Short exercise:
Each entry in the listing below should be restated word for word.

[Data listing]
━━━━
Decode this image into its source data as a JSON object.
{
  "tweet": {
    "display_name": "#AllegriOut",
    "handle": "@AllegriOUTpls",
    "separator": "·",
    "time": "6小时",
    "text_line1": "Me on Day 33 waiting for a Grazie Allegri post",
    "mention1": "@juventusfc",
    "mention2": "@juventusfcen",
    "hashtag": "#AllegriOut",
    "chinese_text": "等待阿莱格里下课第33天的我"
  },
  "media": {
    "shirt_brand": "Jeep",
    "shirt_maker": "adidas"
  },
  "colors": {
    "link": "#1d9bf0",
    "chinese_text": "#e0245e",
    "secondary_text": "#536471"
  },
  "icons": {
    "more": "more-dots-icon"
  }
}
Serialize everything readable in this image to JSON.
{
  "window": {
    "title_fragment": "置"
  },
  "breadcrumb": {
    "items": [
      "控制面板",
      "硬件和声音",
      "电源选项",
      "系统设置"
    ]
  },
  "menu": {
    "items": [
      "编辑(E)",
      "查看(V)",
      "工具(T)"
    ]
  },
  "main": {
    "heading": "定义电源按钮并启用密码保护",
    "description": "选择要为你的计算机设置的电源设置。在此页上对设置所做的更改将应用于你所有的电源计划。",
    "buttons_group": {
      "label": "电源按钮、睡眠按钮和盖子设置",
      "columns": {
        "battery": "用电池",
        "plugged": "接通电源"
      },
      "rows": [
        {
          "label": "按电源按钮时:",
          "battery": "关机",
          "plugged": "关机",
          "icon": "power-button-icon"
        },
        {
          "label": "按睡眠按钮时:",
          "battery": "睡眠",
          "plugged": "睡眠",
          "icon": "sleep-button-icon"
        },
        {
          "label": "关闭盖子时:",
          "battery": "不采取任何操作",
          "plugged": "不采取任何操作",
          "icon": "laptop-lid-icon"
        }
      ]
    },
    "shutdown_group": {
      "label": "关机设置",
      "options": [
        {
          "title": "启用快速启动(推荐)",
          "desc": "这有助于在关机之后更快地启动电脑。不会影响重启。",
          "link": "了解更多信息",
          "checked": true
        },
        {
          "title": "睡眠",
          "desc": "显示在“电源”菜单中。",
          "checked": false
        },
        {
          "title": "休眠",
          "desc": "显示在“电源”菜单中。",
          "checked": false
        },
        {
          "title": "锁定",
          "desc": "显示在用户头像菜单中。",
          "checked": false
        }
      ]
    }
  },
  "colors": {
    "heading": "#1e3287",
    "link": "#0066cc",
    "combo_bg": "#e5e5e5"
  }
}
━━━━
Answer to this problem:
Decode this image into its source data as a JSON object.
{
  "tweet": {
    "display_name": "#AllegriOut",
    "handle": "@AllegriOUTpls",
    "separator": "·",
    "time": "6小时",
    "text_line1": "Me on Day 33 waiting for a Grazie Allegri post",
    "mention1": "@juventusfc",
    "mention2": "@juventusfcen",
    "hashtag": "#AllegriOut",
    "chinese_text": "等待阿莱格里下课第33天的我"
  },
  "media": {
    "shirt_brand": "Jeep",
    "shirt_maker": "adidas"
  },
  "colors": {
    "link": "#1d9bf0",
    "chinese_text": "#e0245e",
    "secondary_text": "#536471"
  },
  "icons": {
    "more": "more-dots-icon"
  }
}
Serialize everything readable in this image to JSON.
{
  "window": {
    "title_fragment": "置"
  },
  "breadcrumb": {
    "items": [
      "控制面板",
      "硬件和声音",
      "电源选项",
      "系统设置"
    ]
  },
  "menu": {
    "items": [
      "编辑(E)",
      "查看(V)",
      "工具(T)"
    ]
  },
  "main": {
    "heading": "定义电源按钮并启用密码保护",
    "description": "选择要为你的计算机设置的电源设置。在此页上对设置所做的更改将应用于你所有的电源计划。",
    "buttons_group": {
      "label": "电源按钮、睡眠按钮和盖子设置",
      "columns": {
        "battery": "用电池",
        "plugged": "接通电源"
      },
      "rows": [
        {
          "label": "按电源按钮时:",
          "battery": "关机",
          "plugged": "关机",
          "icon": "power-button-icon"
        },
        {
          "label": "按睡眠按钮时:",
          "battery": "睡眠",
          "plugged": "睡眠",
          "icon": "sleep-button-icon"
        },
        {
          "label": "关闭盖子时:",
          "battery": "不采取任何操作",
          "plugged": "不采取任何操作",
          "icon": "laptop-lid-icon"
        }
      ]
    },
    "shutdown_group": {
      "label": "关机设置",
      "options": [
        {
          "title": "启用快速启动(推荐)",
          "desc": "这有助于在关机之后更快地启动电脑。不会影响重启。",
          "link": "了解更多信息",
          "checked": true
        },
        {
          "title": "睡眠",
          "desc": "显示在“电源”菜单中。",
          "checked": false
        },
        {
          "title": "休眠",
          "desc": "显示在“电源”菜单中。",
          "checked": false
        },
        {
          "title": "锁定",
          "desc": "显示在用户头像菜单中。",
          "checked": false
        }
      ]
    }
  },
  "colors": {
    "heading": "#1e3287",
    "link": "#0066cc",
    "combo_bg": "#e5e5e5"
  }
}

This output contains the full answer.